GIVEN REQUEST – Pull out each line of the data that includes the word "Presidente".

Dataset entries –

** BEGIN **

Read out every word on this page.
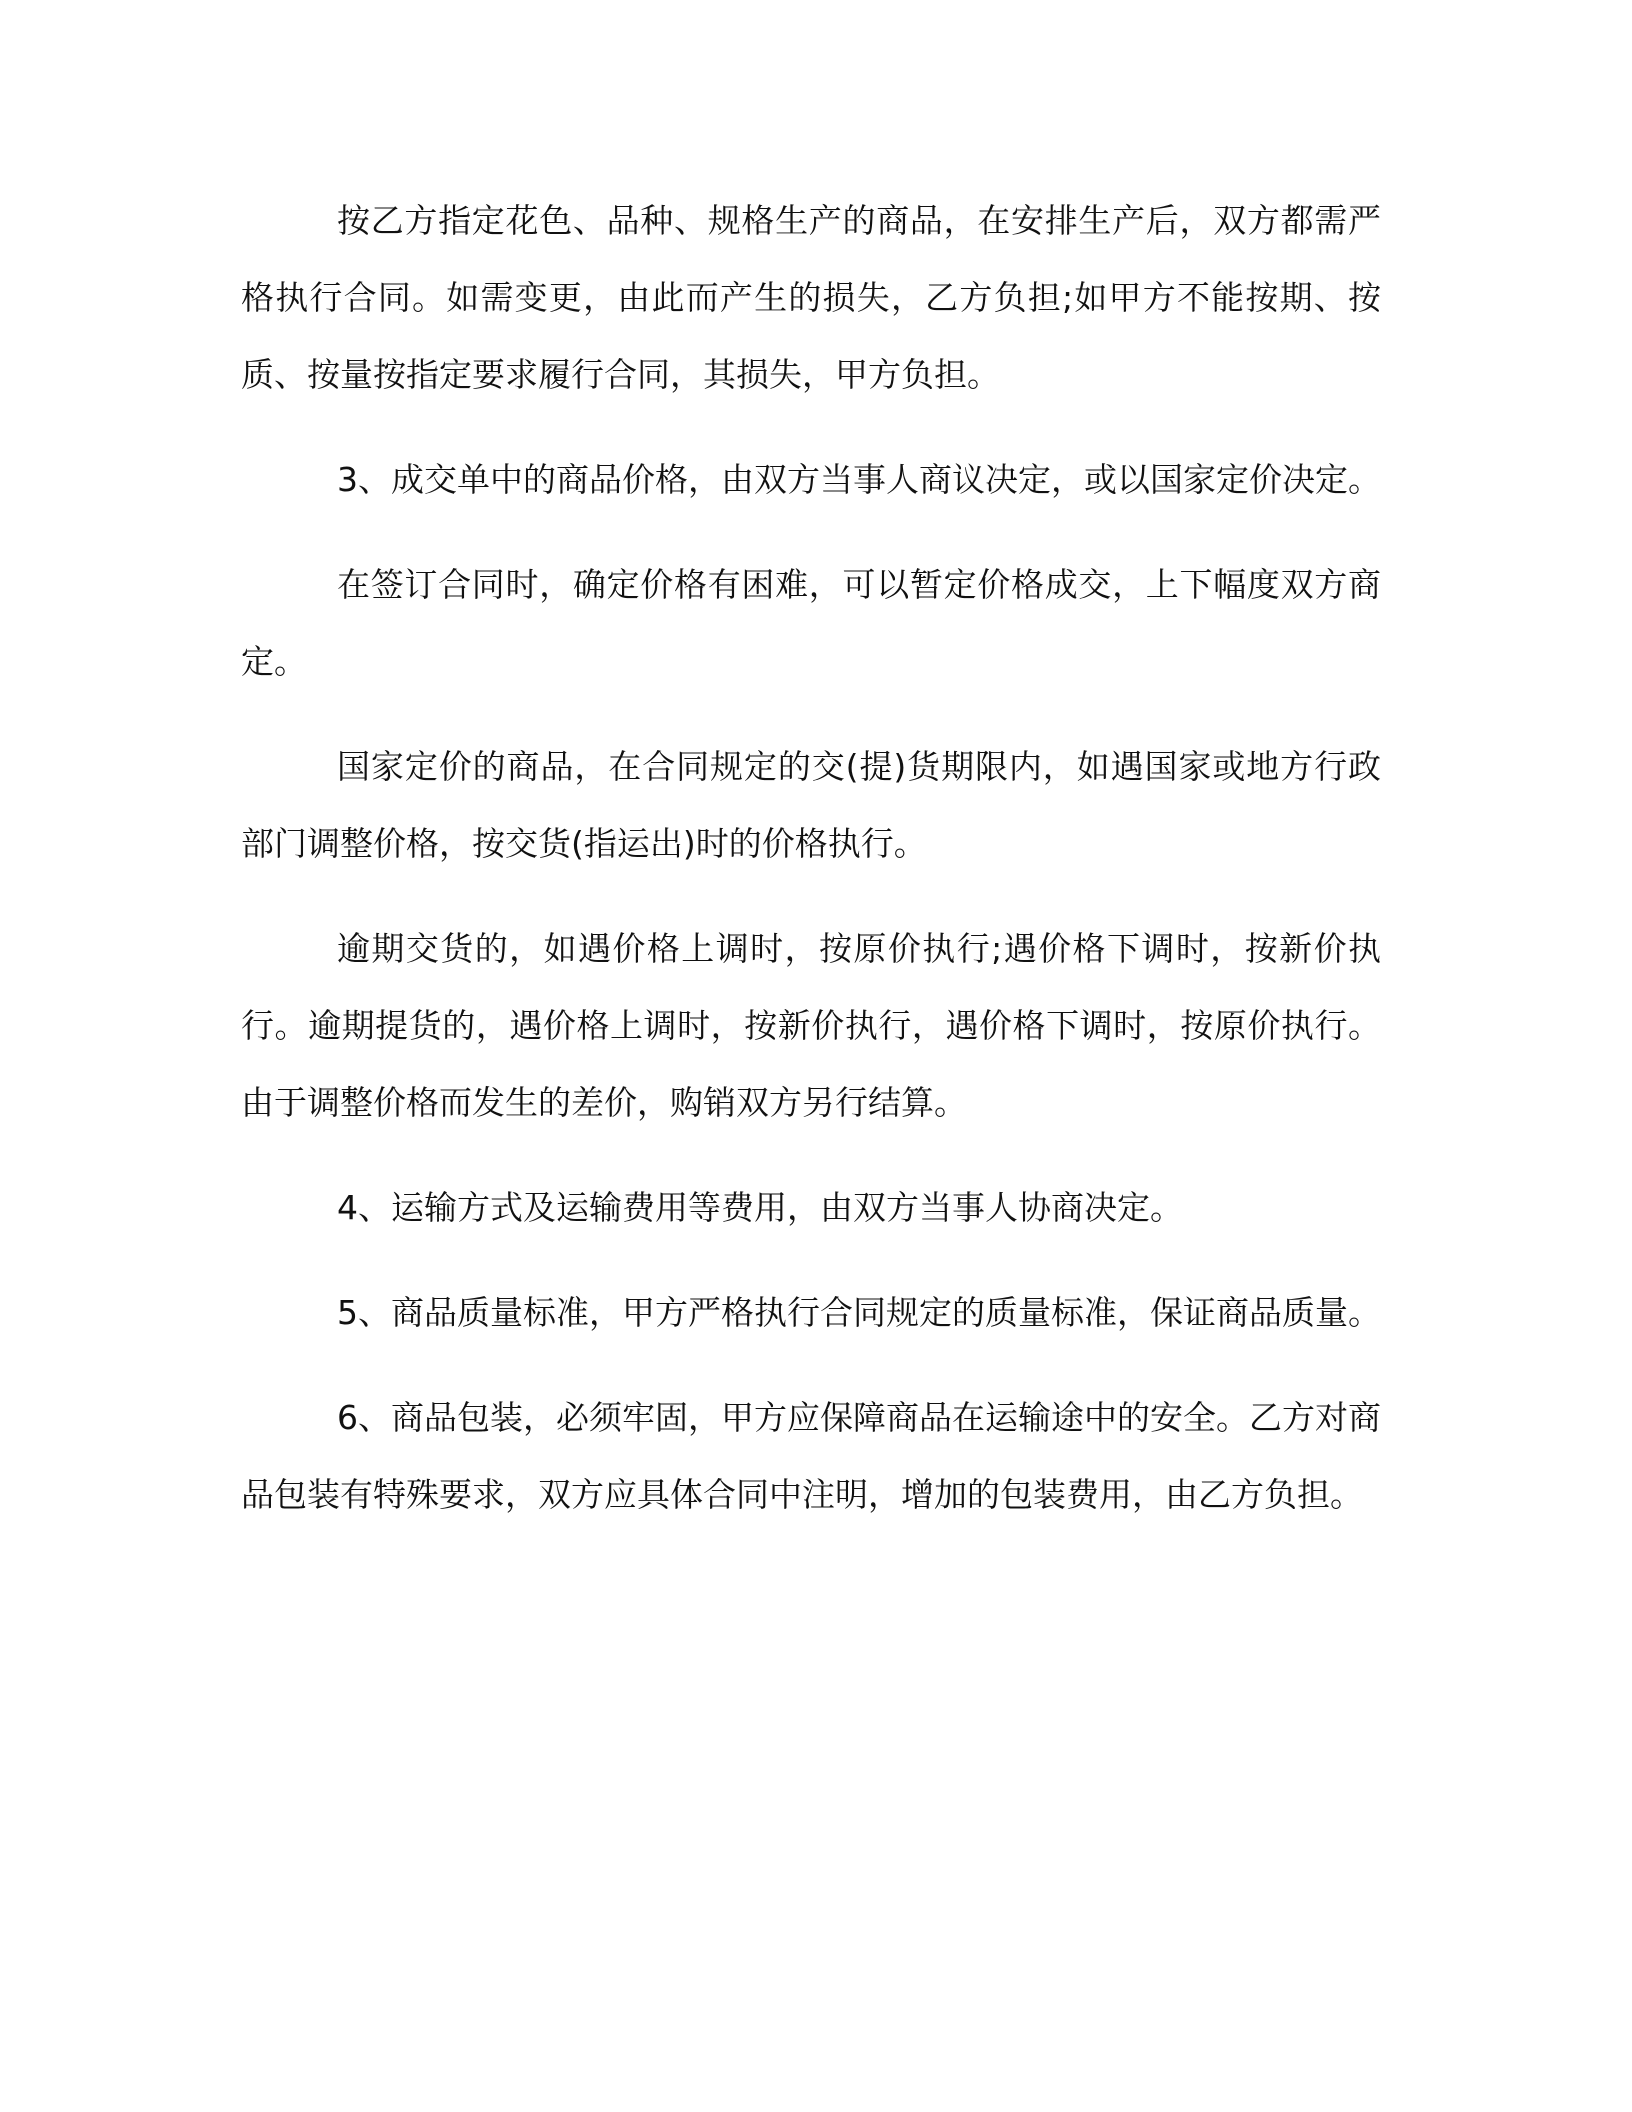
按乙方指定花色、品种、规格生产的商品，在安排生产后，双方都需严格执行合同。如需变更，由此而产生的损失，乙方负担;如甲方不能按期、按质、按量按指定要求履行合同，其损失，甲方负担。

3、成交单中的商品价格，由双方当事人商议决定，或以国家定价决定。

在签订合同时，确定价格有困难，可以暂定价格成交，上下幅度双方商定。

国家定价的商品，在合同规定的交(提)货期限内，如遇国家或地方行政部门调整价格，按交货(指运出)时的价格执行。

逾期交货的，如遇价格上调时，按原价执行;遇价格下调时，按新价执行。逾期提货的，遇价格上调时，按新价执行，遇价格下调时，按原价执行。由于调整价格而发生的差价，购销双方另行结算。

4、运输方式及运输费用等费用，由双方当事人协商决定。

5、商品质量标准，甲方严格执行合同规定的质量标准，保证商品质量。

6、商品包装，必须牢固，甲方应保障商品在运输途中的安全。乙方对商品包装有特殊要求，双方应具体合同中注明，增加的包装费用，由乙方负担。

** END **
** BEGIN **

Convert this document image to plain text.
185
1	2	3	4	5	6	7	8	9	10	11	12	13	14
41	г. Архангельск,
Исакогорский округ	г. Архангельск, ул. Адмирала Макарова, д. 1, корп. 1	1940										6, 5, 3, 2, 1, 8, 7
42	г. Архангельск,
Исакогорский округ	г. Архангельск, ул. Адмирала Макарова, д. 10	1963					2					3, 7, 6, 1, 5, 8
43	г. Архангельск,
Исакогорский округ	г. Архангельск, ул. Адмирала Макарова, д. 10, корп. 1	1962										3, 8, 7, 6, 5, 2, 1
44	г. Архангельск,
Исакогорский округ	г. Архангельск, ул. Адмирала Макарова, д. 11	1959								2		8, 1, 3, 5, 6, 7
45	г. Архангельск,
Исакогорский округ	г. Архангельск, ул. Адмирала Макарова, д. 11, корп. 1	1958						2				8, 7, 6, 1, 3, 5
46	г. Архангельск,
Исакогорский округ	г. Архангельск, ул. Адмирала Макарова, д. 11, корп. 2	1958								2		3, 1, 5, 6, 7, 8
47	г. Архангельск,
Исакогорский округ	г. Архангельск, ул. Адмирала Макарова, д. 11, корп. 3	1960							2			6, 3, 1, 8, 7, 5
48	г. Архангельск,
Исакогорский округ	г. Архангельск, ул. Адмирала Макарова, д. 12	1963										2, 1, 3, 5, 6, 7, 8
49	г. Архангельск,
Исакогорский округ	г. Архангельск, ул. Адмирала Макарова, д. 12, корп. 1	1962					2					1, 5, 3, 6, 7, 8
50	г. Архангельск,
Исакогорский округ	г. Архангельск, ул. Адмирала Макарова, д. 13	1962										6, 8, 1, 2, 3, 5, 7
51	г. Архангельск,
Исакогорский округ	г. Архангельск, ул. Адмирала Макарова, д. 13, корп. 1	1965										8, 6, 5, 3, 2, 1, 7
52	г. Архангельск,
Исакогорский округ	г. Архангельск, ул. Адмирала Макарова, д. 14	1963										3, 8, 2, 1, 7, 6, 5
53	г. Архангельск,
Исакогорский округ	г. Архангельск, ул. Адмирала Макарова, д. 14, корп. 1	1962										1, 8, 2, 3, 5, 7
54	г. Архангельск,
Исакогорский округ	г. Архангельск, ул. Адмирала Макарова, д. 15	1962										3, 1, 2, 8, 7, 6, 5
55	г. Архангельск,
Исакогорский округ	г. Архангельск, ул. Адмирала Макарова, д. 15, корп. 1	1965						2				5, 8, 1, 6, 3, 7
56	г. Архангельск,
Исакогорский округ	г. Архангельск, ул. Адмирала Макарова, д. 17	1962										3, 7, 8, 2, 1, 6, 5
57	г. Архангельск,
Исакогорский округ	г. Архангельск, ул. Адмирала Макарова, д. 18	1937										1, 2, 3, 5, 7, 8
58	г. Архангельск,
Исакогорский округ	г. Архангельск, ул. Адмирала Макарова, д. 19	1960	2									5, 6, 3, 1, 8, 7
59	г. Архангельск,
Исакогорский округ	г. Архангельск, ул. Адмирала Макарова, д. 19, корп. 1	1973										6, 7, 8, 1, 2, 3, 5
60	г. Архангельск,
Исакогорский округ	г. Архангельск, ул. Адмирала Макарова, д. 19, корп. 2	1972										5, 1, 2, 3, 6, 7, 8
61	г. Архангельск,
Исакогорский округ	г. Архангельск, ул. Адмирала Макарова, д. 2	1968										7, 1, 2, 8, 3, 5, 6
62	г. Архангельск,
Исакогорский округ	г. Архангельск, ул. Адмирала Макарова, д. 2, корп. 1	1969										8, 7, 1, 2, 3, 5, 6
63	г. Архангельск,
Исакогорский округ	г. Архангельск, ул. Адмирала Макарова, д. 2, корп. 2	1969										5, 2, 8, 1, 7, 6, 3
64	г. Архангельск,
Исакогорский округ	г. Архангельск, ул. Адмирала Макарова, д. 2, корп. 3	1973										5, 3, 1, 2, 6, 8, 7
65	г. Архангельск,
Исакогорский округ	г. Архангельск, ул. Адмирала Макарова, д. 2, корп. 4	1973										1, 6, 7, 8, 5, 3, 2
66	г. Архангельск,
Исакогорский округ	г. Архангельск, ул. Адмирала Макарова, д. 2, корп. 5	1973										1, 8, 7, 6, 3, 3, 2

** END **
** BEGIN **

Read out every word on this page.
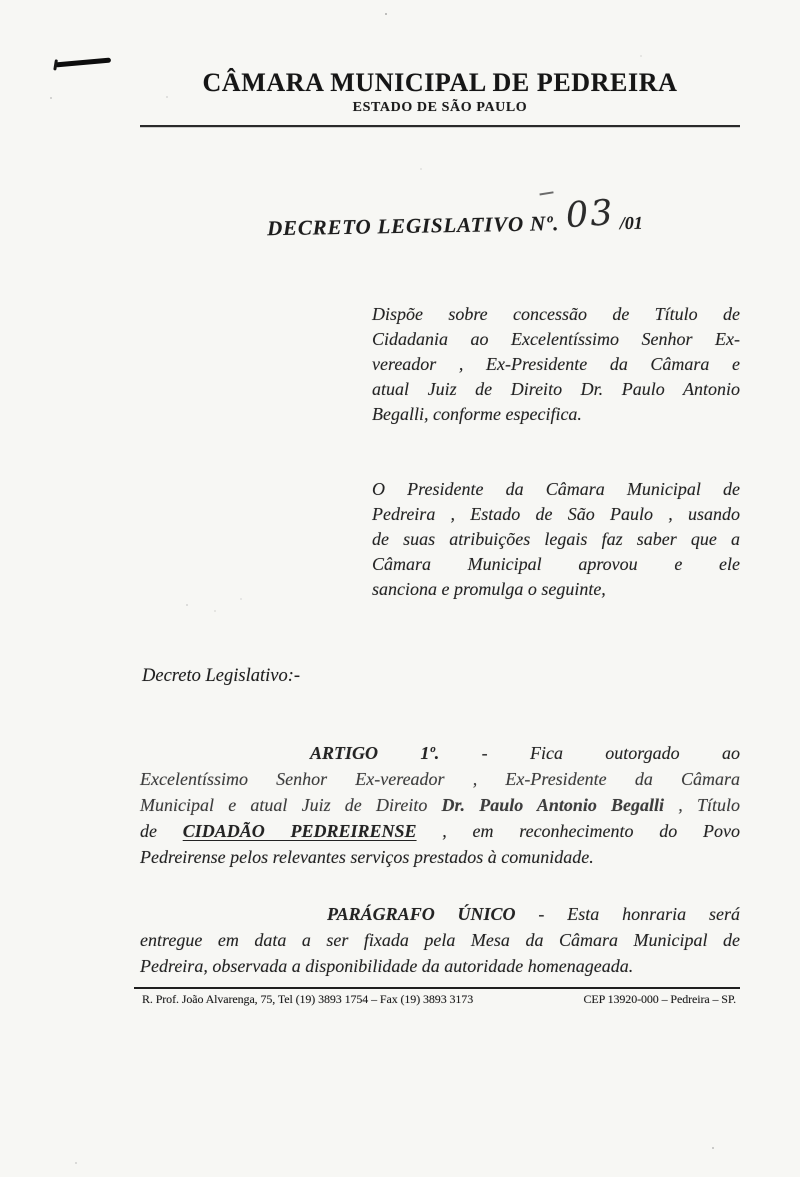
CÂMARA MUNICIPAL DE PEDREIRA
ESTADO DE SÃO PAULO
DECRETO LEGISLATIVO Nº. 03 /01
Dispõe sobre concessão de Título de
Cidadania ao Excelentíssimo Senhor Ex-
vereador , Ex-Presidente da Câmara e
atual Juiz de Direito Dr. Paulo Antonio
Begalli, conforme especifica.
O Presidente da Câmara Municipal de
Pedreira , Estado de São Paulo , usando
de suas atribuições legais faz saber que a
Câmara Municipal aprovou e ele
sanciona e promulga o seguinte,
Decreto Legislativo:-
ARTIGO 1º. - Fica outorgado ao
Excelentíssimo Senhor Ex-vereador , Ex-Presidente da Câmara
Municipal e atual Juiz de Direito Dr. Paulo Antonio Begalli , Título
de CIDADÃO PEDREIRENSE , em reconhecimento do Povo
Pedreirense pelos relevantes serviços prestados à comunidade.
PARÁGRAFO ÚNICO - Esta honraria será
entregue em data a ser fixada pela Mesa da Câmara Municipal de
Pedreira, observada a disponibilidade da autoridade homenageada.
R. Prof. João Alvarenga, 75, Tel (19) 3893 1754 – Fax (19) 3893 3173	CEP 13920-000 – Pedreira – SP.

** END **

RESPONSE –
vereador , Ex-Presidente da Câmara e
O Presidente da Câmara Municipal de
Excelentíssimo Senhor Ex-vereador , Ex-Presidente da Câmara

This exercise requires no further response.